Return every entry exactly.

Dataset entries on figures:
--- start ---

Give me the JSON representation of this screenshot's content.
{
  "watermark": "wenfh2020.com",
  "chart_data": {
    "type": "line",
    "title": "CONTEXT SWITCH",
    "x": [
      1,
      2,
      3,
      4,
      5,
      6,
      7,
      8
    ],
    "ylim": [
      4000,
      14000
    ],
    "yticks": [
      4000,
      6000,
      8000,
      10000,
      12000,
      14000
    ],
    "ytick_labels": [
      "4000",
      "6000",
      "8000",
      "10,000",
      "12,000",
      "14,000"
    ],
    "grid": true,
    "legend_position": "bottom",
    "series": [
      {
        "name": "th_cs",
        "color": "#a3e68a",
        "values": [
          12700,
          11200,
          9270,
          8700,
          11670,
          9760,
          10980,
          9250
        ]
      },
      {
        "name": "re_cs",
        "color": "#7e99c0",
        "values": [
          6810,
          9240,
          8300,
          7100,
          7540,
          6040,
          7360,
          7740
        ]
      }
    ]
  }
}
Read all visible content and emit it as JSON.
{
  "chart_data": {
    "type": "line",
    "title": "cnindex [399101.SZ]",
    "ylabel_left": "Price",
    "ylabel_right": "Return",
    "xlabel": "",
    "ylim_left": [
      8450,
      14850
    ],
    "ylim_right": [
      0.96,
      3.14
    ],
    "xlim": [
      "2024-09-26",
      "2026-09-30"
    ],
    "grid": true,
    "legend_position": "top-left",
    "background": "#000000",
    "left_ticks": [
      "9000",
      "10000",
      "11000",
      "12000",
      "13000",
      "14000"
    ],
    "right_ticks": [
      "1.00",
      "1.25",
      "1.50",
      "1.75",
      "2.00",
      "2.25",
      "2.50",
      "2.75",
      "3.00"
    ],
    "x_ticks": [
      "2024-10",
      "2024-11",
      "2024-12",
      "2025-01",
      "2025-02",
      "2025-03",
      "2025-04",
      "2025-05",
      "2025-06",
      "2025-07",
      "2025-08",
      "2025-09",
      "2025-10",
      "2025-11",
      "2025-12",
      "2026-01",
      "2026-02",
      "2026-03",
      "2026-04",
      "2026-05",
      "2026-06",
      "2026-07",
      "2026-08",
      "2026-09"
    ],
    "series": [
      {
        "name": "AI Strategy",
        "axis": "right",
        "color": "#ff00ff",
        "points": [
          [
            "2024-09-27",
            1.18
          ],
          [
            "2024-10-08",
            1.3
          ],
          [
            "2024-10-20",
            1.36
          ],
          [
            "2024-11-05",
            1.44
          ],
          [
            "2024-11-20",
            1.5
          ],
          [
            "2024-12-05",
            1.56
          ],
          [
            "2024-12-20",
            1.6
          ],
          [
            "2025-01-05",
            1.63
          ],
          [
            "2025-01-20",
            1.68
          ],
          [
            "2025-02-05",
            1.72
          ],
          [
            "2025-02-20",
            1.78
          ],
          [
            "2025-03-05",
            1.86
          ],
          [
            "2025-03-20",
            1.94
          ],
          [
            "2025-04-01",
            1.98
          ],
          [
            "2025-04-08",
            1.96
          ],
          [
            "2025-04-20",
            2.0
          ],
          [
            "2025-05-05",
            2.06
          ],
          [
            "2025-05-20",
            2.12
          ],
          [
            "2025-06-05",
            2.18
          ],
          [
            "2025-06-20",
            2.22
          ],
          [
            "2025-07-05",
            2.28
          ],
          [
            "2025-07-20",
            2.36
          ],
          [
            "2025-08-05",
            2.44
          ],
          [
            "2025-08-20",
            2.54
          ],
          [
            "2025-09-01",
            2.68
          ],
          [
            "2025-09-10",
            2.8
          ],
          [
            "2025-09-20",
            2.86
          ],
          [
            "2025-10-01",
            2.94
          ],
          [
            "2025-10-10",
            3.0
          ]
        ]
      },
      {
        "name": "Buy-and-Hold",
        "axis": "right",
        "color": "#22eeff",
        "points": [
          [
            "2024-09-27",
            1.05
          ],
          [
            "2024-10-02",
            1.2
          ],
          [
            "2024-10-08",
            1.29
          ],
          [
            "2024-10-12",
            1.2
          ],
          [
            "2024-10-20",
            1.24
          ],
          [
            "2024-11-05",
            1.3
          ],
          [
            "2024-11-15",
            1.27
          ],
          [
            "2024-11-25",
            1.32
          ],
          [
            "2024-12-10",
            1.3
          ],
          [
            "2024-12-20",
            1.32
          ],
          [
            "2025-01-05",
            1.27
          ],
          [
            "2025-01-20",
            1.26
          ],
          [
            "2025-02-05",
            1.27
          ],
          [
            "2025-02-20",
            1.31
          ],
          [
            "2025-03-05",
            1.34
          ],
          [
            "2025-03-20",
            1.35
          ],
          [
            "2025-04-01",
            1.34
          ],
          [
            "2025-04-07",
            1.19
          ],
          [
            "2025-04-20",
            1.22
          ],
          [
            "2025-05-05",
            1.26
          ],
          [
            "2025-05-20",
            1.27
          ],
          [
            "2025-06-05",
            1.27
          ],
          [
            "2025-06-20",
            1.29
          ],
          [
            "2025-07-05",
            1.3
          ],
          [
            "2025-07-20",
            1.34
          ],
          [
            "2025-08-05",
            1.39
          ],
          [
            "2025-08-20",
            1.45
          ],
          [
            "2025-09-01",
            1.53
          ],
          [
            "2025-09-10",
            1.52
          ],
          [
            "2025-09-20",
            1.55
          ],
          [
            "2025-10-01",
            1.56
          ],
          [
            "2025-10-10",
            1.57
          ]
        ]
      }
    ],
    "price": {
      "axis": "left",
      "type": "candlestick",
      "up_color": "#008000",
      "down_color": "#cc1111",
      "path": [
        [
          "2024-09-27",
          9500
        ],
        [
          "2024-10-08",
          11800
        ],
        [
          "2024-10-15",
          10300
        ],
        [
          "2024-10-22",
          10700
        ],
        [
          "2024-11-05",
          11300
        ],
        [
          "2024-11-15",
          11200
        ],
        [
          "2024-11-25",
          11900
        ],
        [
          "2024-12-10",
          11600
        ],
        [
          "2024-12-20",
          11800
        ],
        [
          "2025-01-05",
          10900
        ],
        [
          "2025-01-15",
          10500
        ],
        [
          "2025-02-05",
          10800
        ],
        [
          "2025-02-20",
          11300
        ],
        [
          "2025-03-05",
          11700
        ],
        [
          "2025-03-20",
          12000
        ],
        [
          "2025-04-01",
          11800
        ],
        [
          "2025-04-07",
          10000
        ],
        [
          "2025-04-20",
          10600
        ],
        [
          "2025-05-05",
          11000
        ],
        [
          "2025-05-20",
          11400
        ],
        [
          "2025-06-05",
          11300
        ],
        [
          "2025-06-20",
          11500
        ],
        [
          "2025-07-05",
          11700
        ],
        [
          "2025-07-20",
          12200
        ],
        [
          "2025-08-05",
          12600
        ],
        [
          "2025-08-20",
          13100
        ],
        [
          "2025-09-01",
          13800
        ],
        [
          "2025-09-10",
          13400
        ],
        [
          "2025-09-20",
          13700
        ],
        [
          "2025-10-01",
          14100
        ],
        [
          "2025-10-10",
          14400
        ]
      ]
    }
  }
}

--- end ---

* _THE COMPLETED TASK_:
Give me the JSON representation of this screenshot's content.
{
  "watermark": "wenfh2020.com",
  "chart_data": {
    "type": "line",
    "title": "CONTEXT SWITCH",
    "x": [
      1,
      2,
      3,
      4,
      5,
      6,
      7,
      8
    ],
    "ylim": [
      4000,
      14000
    ],
    "yticks": [
      4000,
      6000,
      8000,
      10000,
      12000,
      14000
    ],
    "ytick_labels": [
      "4000",
      "6000",
      "8000",
      "10,000",
      "12,000",
      "14,000"
    ],
    "grid": true,
    "legend_position": "bottom",
    "series": [
      {
        "name": "th_cs",
        "color": "#a3e68a",
        "values": [
          12700,
          11200,
          9270,
          8700,
          11670,
          9760,
          10980,
          9250
        ]
      },
      {
        "name": "re_cs",
        "color": "#7e99c0",
        "values": [
          6810,
          9240,
          8300,
          7100,
          7540,
          6040,
          7360,
          7740
        ]
      }
    ]
  }
}
Read all visible content and emit it as JSON.
{
  "chart_data": {
    "type": "line",
    "title": "cnindex [399101.SZ]",
    "ylabel_left": "Price",
    "ylabel_right": "Return",
    "xlabel": "",
    "ylim_left": [
      8450,
      14850
    ],
    "ylim_right": [
      0.96,
      3.14
    ],
    "xlim": [
      "2024-09-26",
      "2026-09-30"
    ],
    "grid": true,
    "legend_position": "top-left",
    "background": "#000000",
    "left_ticks": [
      "9000",
      "10000",
      "11000",
      "12000",
      "13000",
      "14000"
    ],
    "right_ticks": [
      "1.00",
      "1.25",
      "1.50",
      "1.75",
      "2.00",
      "2.25",
      "2.50",
      "2.75",
      "3.00"
    ],
    "x_ticks": [
      "2024-10",
      "2024-11",
      "2024-12",
      "2025-01",
      "2025-02",
      "2025-03",
      "2025-04",
      "2025-05",
      "2025-06",
      "2025-07",
      "2025-08",
      "2025-09",
      "2025-10",
      "2025-11",
      "2025-12",
      "2026-01",
      "2026-02",
      "2026-03",
      "2026-04",
      "2026-05",
      "2026-06",
      "2026-07",
      "2026-08",
      "2026-09"
    ],
    "series": [
      {
        "name": "AI Strategy",
        "axis": "right",
        "color": "#ff00ff",
        "points": [
          [
            "2024-09-27",
            1.18
          ],
          [
            "2024-10-08",
            1.3
          ],
          [
            "2024-10-20",
            1.36
          ],
          [
            "2024-11-05",
            1.44
          ],
          [
            "2024-11-20",
            1.5
          ],
          [
            "2024-12-05",
            1.56
          ],
          [
            "2024-12-20",
            1.6
          ],
          [
            "2025-01-05",
            1.63
          ],
          [
            "2025-01-20",
            1.68
          ],
          [
            "2025-02-05",
            1.72
          ],
          [
            "2025-02-20",
            1.78
          ],
          [
            "2025-03-05",
            1.86
          ],
          [
            "2025-03-20",
            1.94
          ],
          [
            "2025-04-01",
            1.98
          ],
          [
            "2025-04-08",
            1.96
          ],
          [
            "2025-04-20",
            2.0
          ],
          [
            "2025-05-05",
            2.06
          ],
          [
            "2025-05-20",
            2.12
          ],
          [
            "2025-06-05",
            2.18
          ],
          [
            "2025-06-20",
            2.22
          ],
          [
            "2025-07-05",
            2.28
          ],
          [
            "2025-07-20",
            2.36
          ],
          [
            "2025-08-05",
            2.44
          ],
          [
            "2025-08-20",
            2.54
          ],
          [
            "2025-09-01",
            2.68
          ],
          [
            "2025-09-10",
            2.8
          ],
          [
            "2025-09-20",
            2.86
          ],
          [
            "2025-10-01",
            2.94
          ],
          [
            "2025-10-10",
            3.0
          ]
        ]
      },
      {
        "name": "Buy-and-Hold",
        "axis": "right",
        "color": "#22eeff",
        "points": [
          [
            "2024-09-27",
            1.05
          ],
          [
            "2024-10-02",
            1.2
          ],
          [
            "2024-10-08",
            1.29
          ],
          [
            "2024-10-12",
            1.2
          ],
          [
            "2024-10-20",
            1.24
          ],
          [
            "2024-11-05",
            1.3
          ],
          [
            "2024-11-15",
            1.27
          ],
          [
            "2024-11-25",
            1.32
          ],
          [
            "2024-12-10",
            1.3
          ],
          [
            "2024-12-20",
            1.32
          ],
          [
            "2025-01-05",
            1.27
          ],
          [
            "2025-01-20",
            1.26
          ],
          [
            "2025-02-05",
            1.27
          ],
          [
            "2025-02-20",
            1.31
          ],
          [
            "2025-03-05",
            1.34
          ],
          [
            "2025-03-20",
            1.35
          ],
          [
            "2025-04-01",
            1.34
          ],
          [
            "2025-04-07",
            1.19
          ],
          [
            "2025-04-20",
            1.22
          ],
          [
            "2025-05-05",
            1.26
          ],
          [
            "2025-05-20",
            1.27
          ],
          [
            "2025-06-05",
            1.27
          ],
          [
            "2025-06-20",
            1.29
          ],
          [
            "2025-07-05",
            1.3
          ],
          [
            "2025-07-20",
            1.34
          ],
          [
            "2025-08-05",
            1.39
          ],
          [
            "2025-08-20",
            1.45
          ],
          [
            "2025-09-01",
            1.53
          ],
          [
            "2025-09-10",
            1.52
          ],
          [
            "2025-09-20",
            1.55
          ],
          [
            "2025-10-01",
            1.56
          ],
          [
            "2025-10-10",
            1.57
          ]
        ]
      }
    ],
    "price": {
      "axis": "left",
      "type": "candlestick",
      "up_color": "#008000",
      "down_color": "#cc1111",
      "path": [
        [
          "2024-09-27",
          9500
        ],
        [
          "2024-10-08",
          11800
        ],
        [
          "2024-10-15",
          10300
        ],
        [
          "2024-10-22",
          10700
        ],
        [
          "2024-11-05",
          11300
        ],
        [
          "2024-11-15",
          11200
        ],
        [
          "2024-11-25",
          11900
        ],
        [
          "2024-12-10",
          11600
        ],
        [
          "2024-12-20",
          11800
        ],
        [
          "2025-01-05",
          10900
        ],
        [
          "2025-01-15",
          10500
        ],
        [
          "2025-02-05",
          10800
        ],
        [
          "2025-02-20",
          11300
        ],
        [
          "2025-03-05",
          11700
        ],
        [
          "2025-03-20",
          12000
        ],
        [
          "2025-04-01",
          11800
        ],
        [
          "2025-04-07",
          10000
        ],
        [
          "2025-04-20",
          10600
        ],
        [
          "2025-05-05",
          11000
        ],
        [
          "2025-05-20",
          11400
        ],
        [
          "2025-06-05",
          11300
        ],
        [
          "2025-06-20",
          11500
        ],
        [
          "2025-07-05",
          11700
        ],
        [
          "2025-07-20",
          12200
        ],
        [
          "2025-08-05",
          12600
        ],
        [
          "2025-08-20",
          13100
        ],
        [
          "2025-09-01",
          13800
        ],
        [
          "2025-09-10",
          13400
        ],
        [
          "2025-09-20",
          13700
        ],
        [
          "2025-10-01",
          14100
        ],
        [
          "2025-10-10",
          14400
        ]
      ]
    }
  }
}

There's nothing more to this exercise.